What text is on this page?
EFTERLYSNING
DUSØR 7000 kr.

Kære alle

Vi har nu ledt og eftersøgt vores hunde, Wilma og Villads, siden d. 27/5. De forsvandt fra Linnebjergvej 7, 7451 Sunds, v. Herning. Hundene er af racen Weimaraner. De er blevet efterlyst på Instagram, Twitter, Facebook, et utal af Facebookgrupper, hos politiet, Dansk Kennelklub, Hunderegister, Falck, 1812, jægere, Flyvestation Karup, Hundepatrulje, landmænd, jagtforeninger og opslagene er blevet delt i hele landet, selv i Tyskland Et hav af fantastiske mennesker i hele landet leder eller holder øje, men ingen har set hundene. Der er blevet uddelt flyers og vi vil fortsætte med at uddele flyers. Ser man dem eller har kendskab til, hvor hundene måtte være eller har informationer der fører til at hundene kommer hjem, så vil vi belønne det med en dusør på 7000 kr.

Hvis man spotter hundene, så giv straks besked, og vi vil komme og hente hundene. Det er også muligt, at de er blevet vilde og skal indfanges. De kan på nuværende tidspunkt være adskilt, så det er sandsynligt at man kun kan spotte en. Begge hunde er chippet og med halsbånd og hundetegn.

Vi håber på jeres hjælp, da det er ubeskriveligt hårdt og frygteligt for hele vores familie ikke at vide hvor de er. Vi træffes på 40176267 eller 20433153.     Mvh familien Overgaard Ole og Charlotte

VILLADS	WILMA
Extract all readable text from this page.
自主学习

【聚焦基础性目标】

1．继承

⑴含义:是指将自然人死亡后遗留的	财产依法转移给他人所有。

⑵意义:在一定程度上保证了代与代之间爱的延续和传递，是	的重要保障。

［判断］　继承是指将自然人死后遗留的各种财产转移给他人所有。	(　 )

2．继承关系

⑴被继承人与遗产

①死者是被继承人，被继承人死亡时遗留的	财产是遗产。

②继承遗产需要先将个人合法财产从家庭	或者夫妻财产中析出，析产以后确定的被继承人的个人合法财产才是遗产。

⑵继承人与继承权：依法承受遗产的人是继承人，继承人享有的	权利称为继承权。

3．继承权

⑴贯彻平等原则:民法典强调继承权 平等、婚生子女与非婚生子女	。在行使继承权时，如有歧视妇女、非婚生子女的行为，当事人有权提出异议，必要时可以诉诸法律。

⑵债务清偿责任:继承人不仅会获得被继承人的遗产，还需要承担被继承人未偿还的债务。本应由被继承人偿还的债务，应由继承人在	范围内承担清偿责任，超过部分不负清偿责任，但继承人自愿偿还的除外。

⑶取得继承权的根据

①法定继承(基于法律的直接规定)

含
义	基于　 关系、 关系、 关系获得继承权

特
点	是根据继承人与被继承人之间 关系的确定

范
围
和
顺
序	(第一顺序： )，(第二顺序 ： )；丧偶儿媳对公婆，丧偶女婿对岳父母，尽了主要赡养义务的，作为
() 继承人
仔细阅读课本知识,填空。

────────────────

# [PROBLEM TO WORK ON]
Repeat only the stretch of lines that begins at the line containing "Extract all readable text from this page." and ends at the last line above, both included.

# [EXERCISE ANSWER]
Extract all readable text from this page.
自主学习

【聚焦基础性目标】

1．继承

⑴含义:是指将自然人死亡后遗留的	财产依法转移给他人所有。

⑵意义:在一定程度上保证了代与代之间爱的延续和传递，是	的重要保障。

［判断］　继承是指将自然人死后遗留的各种财产转移给他人所有。	(　 )

2．继承关系

⑴被继承人与遗产

①死者是被继承人，被继承人死亡时遗留的	财产是遗产。

②继承遗产需要先将个人合法财产从家庭	或者夫妻财产中析出，析产以后确定的被继承人的个人合法财产才是遗产。

⑵继承人与继承权：依法承受遗产的人是继承人，继承人享有的	权利称为继承权。

3．继承权

⑴贯彻平等原则:民法典强调继承权 平等、婚生子女与非婚生子女	。在行使继承权时，如有歧视妇女、非婚生子女的行为，当事人有权提出异议，必要时可以诉诸法律。

⑵债务清偿责任:继承人不仅会获得被继承人的遗产，还需要承担被继承人未偿还的债务。本应由被继承人偿还的债务，应由继承人在	范围内承担清偿责任，超过部分不负清偿责任，但继承人自愿偿还的除外。

⑶取得继承权的根据

①法定继承(基于法律的直接规定)

含
义	基于　 关系、 关系、 关系获得继承权

特
点	是根据继承人与被继承人之间 关系的确定

范
围
和
顺
序	(第一顺序： )，(第二顺序 ： )；丧偶儿媳对公婆，丧偶女婿对岳父母，尽了主要赡养义务的，作为
() 继承人
仔细阅读课本知识,填空。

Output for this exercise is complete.